▶ [To be done]:
Give the data below again, word for word.

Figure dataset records
---+---

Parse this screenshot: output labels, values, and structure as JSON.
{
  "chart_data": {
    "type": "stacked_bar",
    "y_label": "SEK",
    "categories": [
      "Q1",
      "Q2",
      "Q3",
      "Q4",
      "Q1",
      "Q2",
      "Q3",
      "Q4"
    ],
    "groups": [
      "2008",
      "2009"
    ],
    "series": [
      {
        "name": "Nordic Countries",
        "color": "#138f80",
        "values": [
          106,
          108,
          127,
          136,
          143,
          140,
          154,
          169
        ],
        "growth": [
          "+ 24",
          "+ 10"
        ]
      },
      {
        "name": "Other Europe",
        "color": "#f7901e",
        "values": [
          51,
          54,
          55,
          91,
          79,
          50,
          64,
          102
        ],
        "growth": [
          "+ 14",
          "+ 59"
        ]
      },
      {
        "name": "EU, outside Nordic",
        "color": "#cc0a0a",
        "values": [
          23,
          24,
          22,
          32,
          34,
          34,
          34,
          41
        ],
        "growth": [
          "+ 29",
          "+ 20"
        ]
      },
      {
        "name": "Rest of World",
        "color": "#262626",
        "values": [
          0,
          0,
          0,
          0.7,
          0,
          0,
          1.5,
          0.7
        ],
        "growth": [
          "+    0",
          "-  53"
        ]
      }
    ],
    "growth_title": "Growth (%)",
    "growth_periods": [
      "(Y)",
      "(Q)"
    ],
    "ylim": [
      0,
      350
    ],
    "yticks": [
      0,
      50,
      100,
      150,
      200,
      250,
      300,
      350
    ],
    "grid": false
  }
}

---+---

▶ [Response to the task]:
Parse this screenshot: output labels, values, and structure as JSON.
{
  "chart_data": {
    "type": "stacked_bar",
    "y_label": "SEK",
    "categories": [
      "Q1",
      "Q2",
      "Q3",
      "Q4",
      "Q1",
      "Q2",
      "Q3",
      "Q4"
    ],
    "groups": [
      "2008",
      "2009"
    ],
    "series": [
      {
        "name": "Nordic Countries",
        "color": "#138f80",
        "values": [
          106,
          108,
          127,
          136,
          143,
          140,
          154,
          169
        ],
        "growth": [
          "+ 24",
          "+ 10"
        ]
      },
      {
        "name": "Other Europe",
        "color": "#f7901e",
        "values": [
          51,
          54,
          55,
          91,
          79,
          50,
          64,
          102
        ],
        "growth": [
          "+ 14",
          "+ 59"
        ]
      },
      {
        "name": "EU, outside Nordic",
        "color": "#cc0a0a",
        "values": [
          23,
          24,
          22,
          32,
          34,
          34,
          34,
          41
        ],
        "growth": [
          "+ 29",
          "+ 20"
        ]
      },
      {
        "name": "Rest of World",
        "color": "#262626",
        "values": [
          0,
          0,
          0,
          0.7,
          0,
          0,
          1.5,
          0.7
        ],
        "growth": [
          "+    0",
          "-  53"
        ]
      }
    ],
    "growth_title": "Growth (%)",
    "growth_periods": [
      "(Y)",
      "(Q)"
    ],
    "ylim": [
      0,
      350
    ],
    "yticks": [
      0,
      50,
      100,
      150,
      200,
      250,
      300,
      350
    ],
    "grid": false
  }
}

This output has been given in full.